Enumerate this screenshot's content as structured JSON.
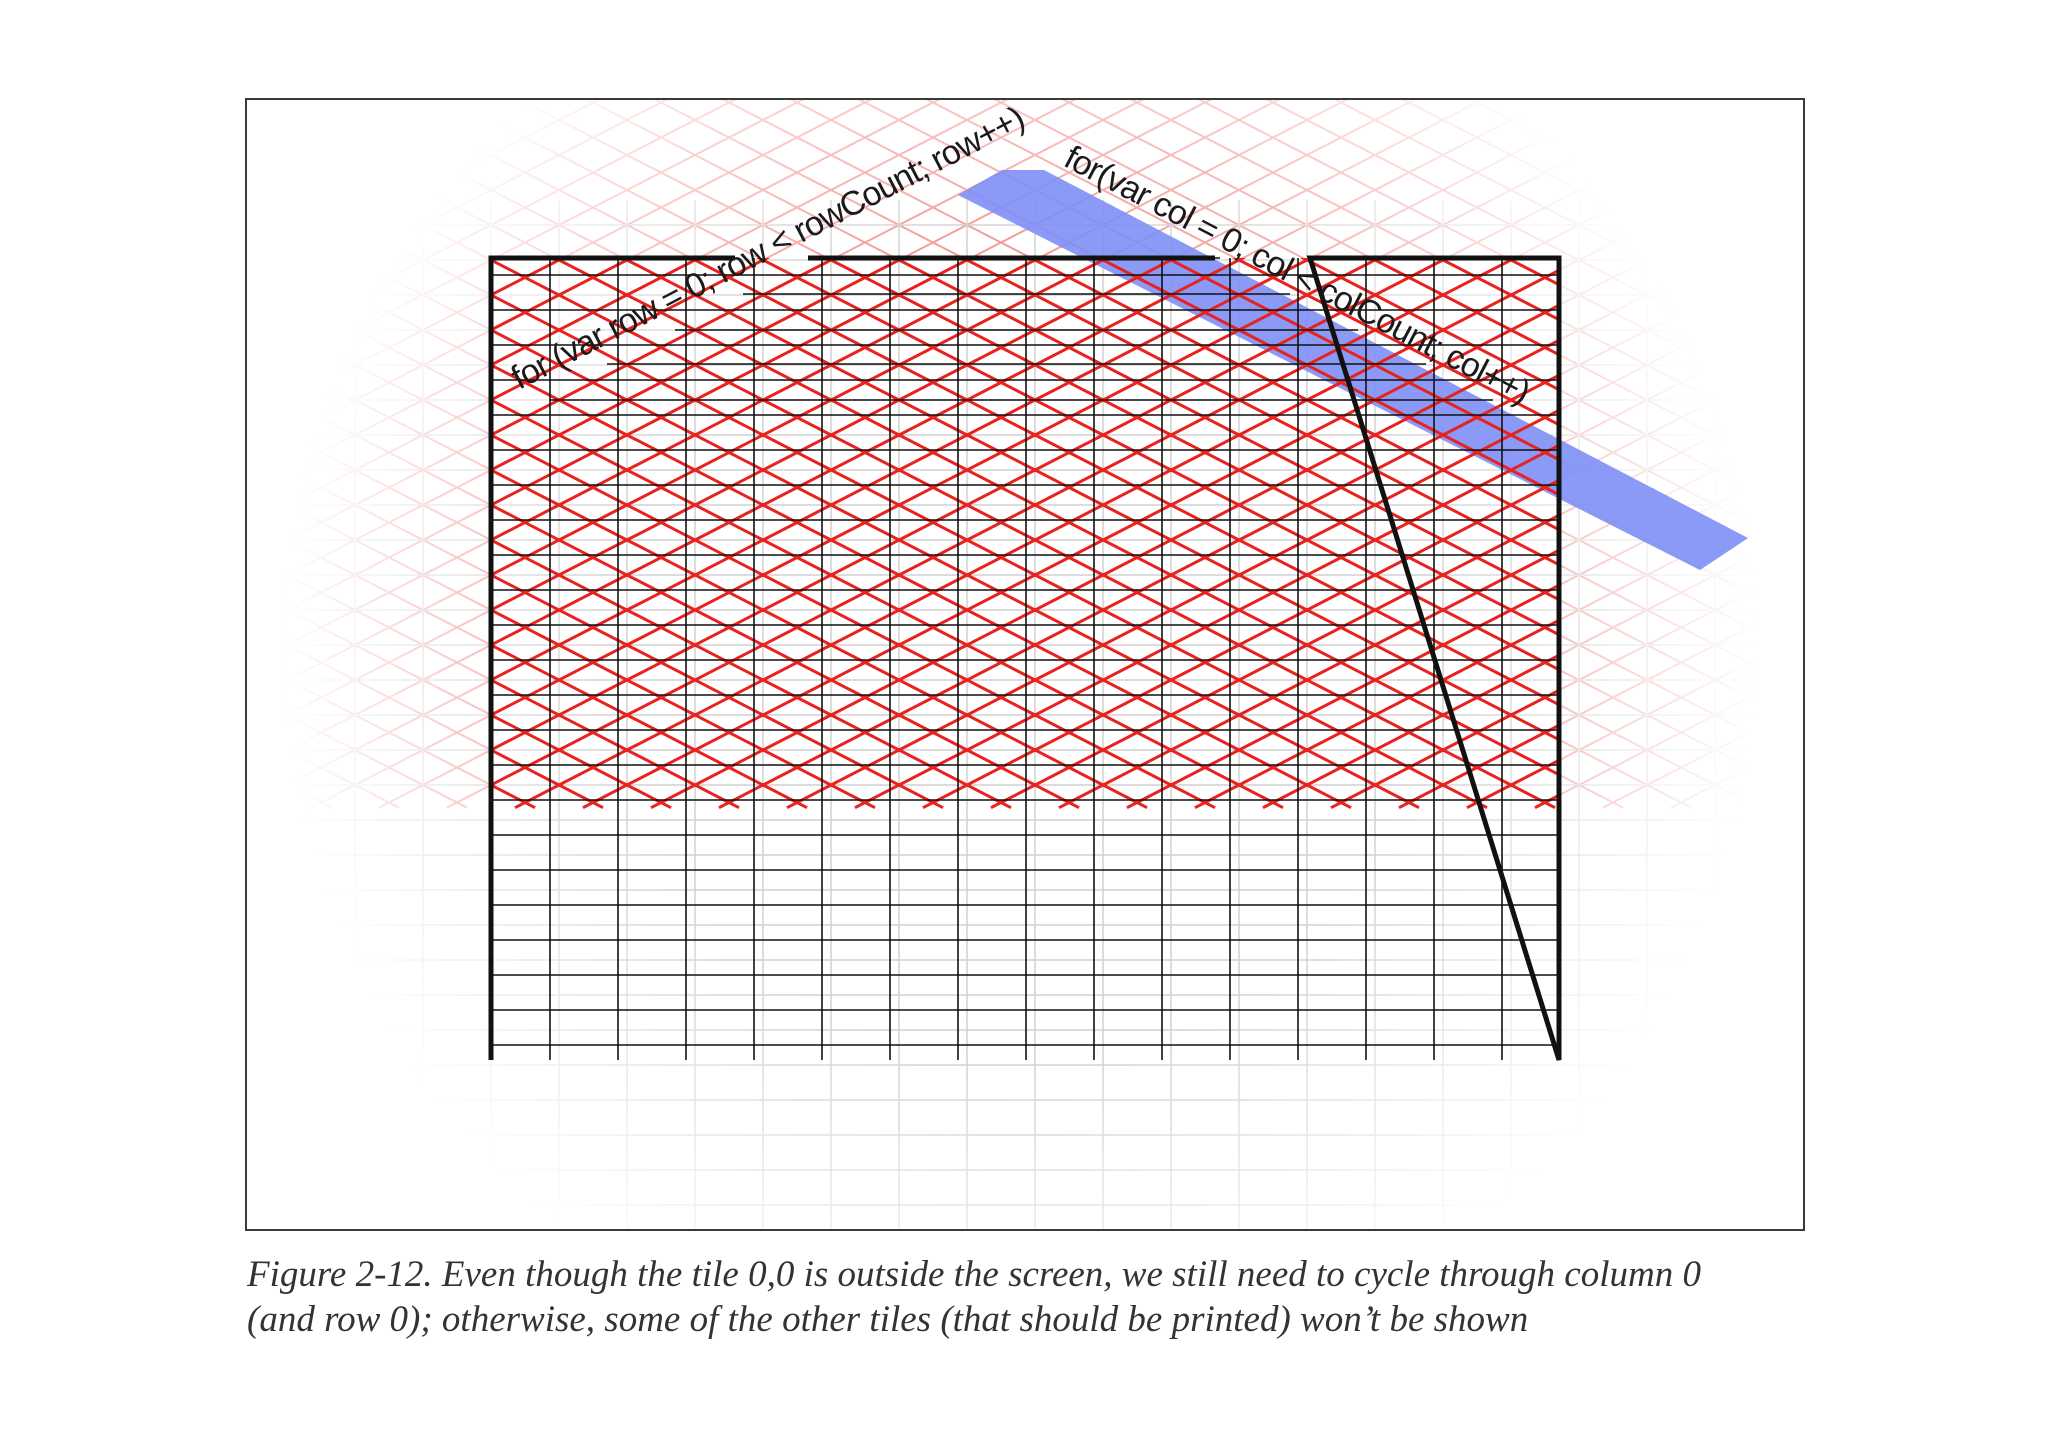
{
  "figure": {
    "row_loop_label": "for (var row = 0; row < rowCount; row++)",
    "col_loop_label": "for(var col = 0; col < colCount; col++)",
    "colors": {
      "tile_edges": "#e8221e",
      "screen_grid": "#111111",
      "column_band": "#7d8ff5",
      "frame": "#3a3a3a"
    }
  },
  "caption": {
    "line1": "Figure 2-12. Even though the tile 0,0 is outside the screen, we still need to cycle through column 0",
    "line2": "(and row 0); otherwise, some of the other tiles (that should be printed) won’t be shown"
  }
}
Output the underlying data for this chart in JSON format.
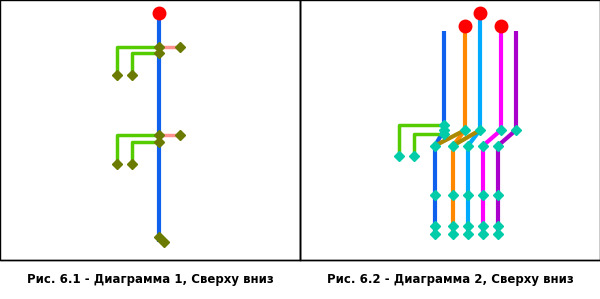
{
  "fig1_caption": "Рис. 6.1 - Диаграмма 1, Сверху вниз",
  "fig2_caption": "Рис. 6.2 - Диаграмма 2, Сверху вниз",
  "bg_color": "#ffffff",
  "border_color": "#000000",
  "caption_fontsize": 8.5,
  "red_color": "#ff0000",
  "blue_color": "#1060ee",
  "green_color": "#55cc00",
  "pink_color": "#ff9090",
  "olive_color": "#6b7a00",
  "orange_color": "#ff8800",
  "magenta_color": "#ff00ff",
  "cyan_color": "#00aaff",
  "purple_color": "#aa00cc",
  "teal_color": "#00ccaa",
  "darkgold_color": "#aa8800"
}
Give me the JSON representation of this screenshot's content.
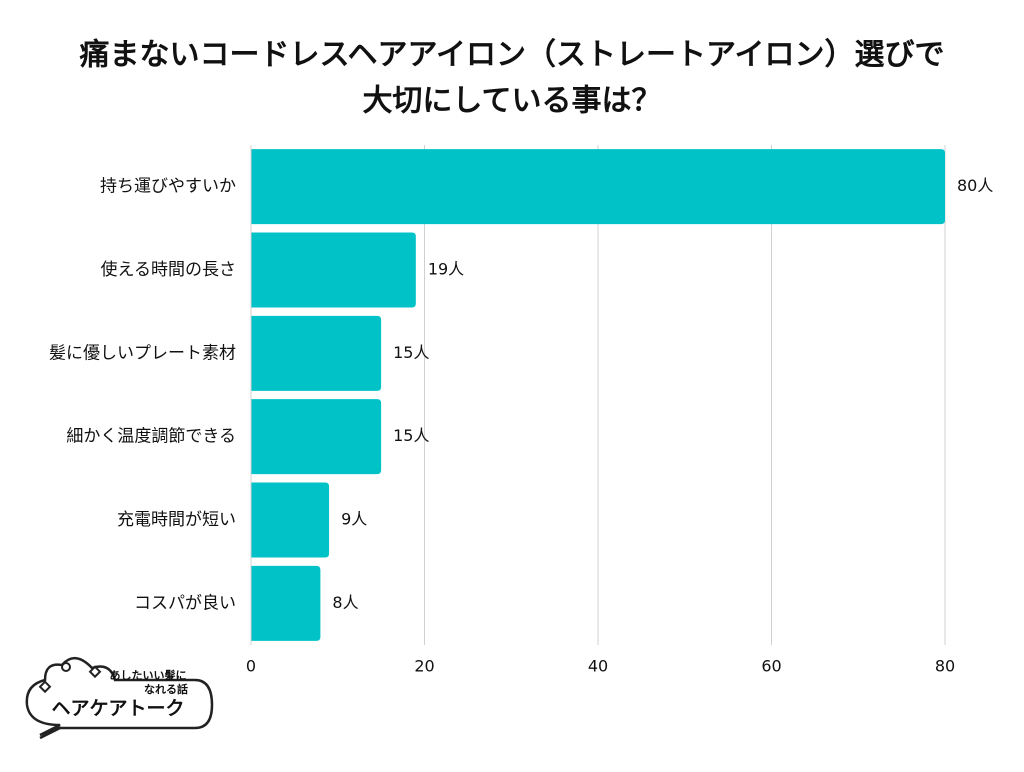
{
  "chart_data": {
    "type": "bar",
    "orientation": "horizontal",
    "title": [
      "痛まないコードレスヘアアイロン（ストレートアイロン）選びで",
      "大切にしている事は？"
    ],
    "categories": [
      "持ち運びやすいか",
      "使える時間の長さ",
      "髪に優しいプレート素材",
      "細かく温度調節できる",
      "充電時間が短い",
      "コスパが良い"
    ],
    "values": [
      80,
      19,
      15,
      15,
      9,
      8
    ],
    "value_labels": [
      "80人",
      "19人",
      "15人",
      "15人",
      "9人",
      "8人"
    ],
    "color": "#00c2c7",
    "xlim": [
      0,
      80
    ],
    "xticks": [
      0,
      20,
      40,
      60,
      80
    ],
    "grid": true
  },
  "logo": {
    "tagline": [
      "あしたいい髪に",
      "なれる話"
    ],
    "name": "ヘアケアトーク"
  }
}
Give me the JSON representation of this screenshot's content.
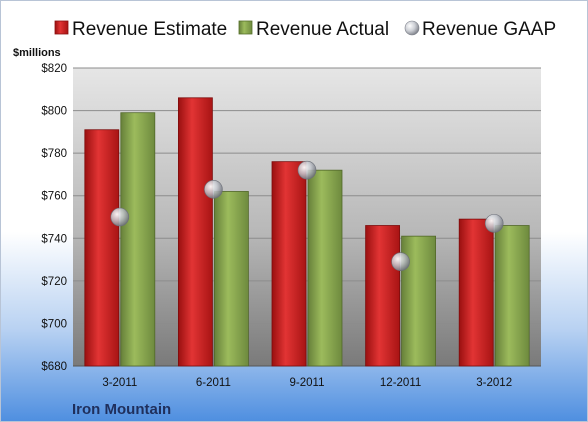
{
  "chart_data": {
    "type": "bar",
    "title": "",
    "ylabel": "$millions",
    "xlabel": "",
    "company": "Iron Mountain",
    "categories": [
      "3-2011",
      "6-2011",
      "9-2011",
      "12-2011",
      "3-2012"
    ],
    "series": [
      {
        "name": "Revenue Estimate",
        "type": "bar",
        "color": "#cc2020",
        "values": [
          791,
          806,
          776,
          746,
          749
        ]
      },
      {
        "name": "Revenue Actual",
        "type": "bar",
        "color": "#8aa84a",
        "values": [
          799,
          762,
          772,
          741,
          746
        ]
      },
      {
        "name": "Revenue GAAP",
        "type": "marker",
        "color": "#c9ccd4",
        "values": [
          750,
          763,
          772,
          729,
          747
        ]
      }
    ],
    "ylim": [
      680,
      820
    ],
    "yticks": [
      680,
      700,
      720,
      740,
      760,
      780,
      800,
      820
    ],
    "ytick_labels": [
      "$680",
      "$700",
      "$720",
      "$740",
      "$760",
      "$780",
      "$800",
      "$820"
    ],
    "grid": true,
    "legend_position": "top"
  }
}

• **Task description**:
From the material above, copy everything exactly but the pictures.

• **Answer below**:
Enumerate this screenshot's content as structured JSON.
{
  "figure": {
    "row_loop_label": "for (var row = 0; row < rowCount; row++)",
    "col_loop_label": "for(var col = 0; col < colCount; col++)",
    "colors": {
      "tile_edges": "#e8221e",
      "screen_grid": "#111111",
      "column_band": "#7d8ff5",
      "frame": "#3a3a3a"
    }
  },
  "caption": {
    "line1": "Figure 2-12. Even though the tile 0,0 is outside the screen, we still need to cycle through column 0",
    "line2": "(and row 0); otherwise, some of the other tiles (that should be printed) won’t be shown"
  }
}
Output the underlying data for this chart in JSON format.
{
  "fig1_caption": "Рис. 6.1 - Диаграмма 1, Сверху вниз",
  "fig2_caption": "Рис. 6.2 - Диаграмма 2, Сверху вниз",
  "bg_color": "#ffffff",
  "border_color": "#000000",
  "caption_fontsize": 8.5,
  "red_color": "#ff0000",
  "blue_color": "#1060ee",
  "green_color": "#55cc00",
  "pink_color": "#ff9090",
  "olive_color": "#6b7a00",
  "orange_color": "#ff8800",
  "magenta_color": "#ff00ff",
  "cyan_color": "#00aaff",
  "purple_color": "#aa00cc",
  "teal_color": "#00ccaa",
  "darkgold_color": "#aa8800"
}
Give me the JSON representation of this screenshot's content.
{
  "chart_data": {
    "type": "bar",
    "orientation": "horizontal",
    "title": [
      "痛まないコードレスヘアアイロン（ストレートアイロン）選びで",
      "大切にしている事は？"
    ],
    "categories": [
      "持ち運びやすいか",
      "使える時間の長さ",
      "髪に優しいプレート素材",
      "細かく温度調節できる",
      "充電時間が短い",
      "コスパが良い"
    ],
    "values": [
      80,
      19,
      15,
      15,
      9,
      8
    ],
    "value_labels": [
      "80人",
      "19人",
      "15人",
      "15人",
      "9人",
      "8人"
    ],
    "color": "#00c2c7",
    "xlim": [
      0,
      80
    ],
    "xticks": [
      0,
      20,
      40,
      60,
      80
    ],
    "grid": true
  },
  "logo": {
    "tagline": [
      "あしたいい髪に",
      "なれる話"
    ],
    "name": "ヘアケアトーク"
  }
}
Give me the JSON representation of this screenshot's content.
{
  "chart_data": {
    "type": "bar",
    "title": "",
    "ylabel": "$millions",
    "xlabel": "",
    "company": "Iron Mountain",
    "categories": [
      "3-2011",
      "6-2011",
      "9-2011",
      "12-2011",
      "3-2012"
    ],
    "series": [
      {
        "name": "Revenue Estimate",
        "type": "bar",
        "color": "#cc2020",
        "values": [
          791,
          806,
          776,
          746,
          749
        ]
      },
      {
        "name": "Revenue Actual",
        "type": "bar",
        "color": "#8aa84a",
        "values": [
          799,
          762,
          772,
          741,
          746
        ]
      },
      {
        "name": "Revenue GAAP",
        "type": "marker",
        "color": "#c9ccd4",
        "values": [
          750,
          763,
          772,
          729,
          747
        ]
      }
    ],
    "ylim": [
      680,
      820
    ],
    "yticks": [
      680,
      700,
      720,
      740,
      760,
      780,
      800,
      820
    ],
    "ytick_labels": [
      "$680",
      "$700",
      "$720",
      "$740",
      "$760",
      "$780",
      "$800",
      "$820"
    ],
    "grid": true,
    "legend_position": "top"
  }
}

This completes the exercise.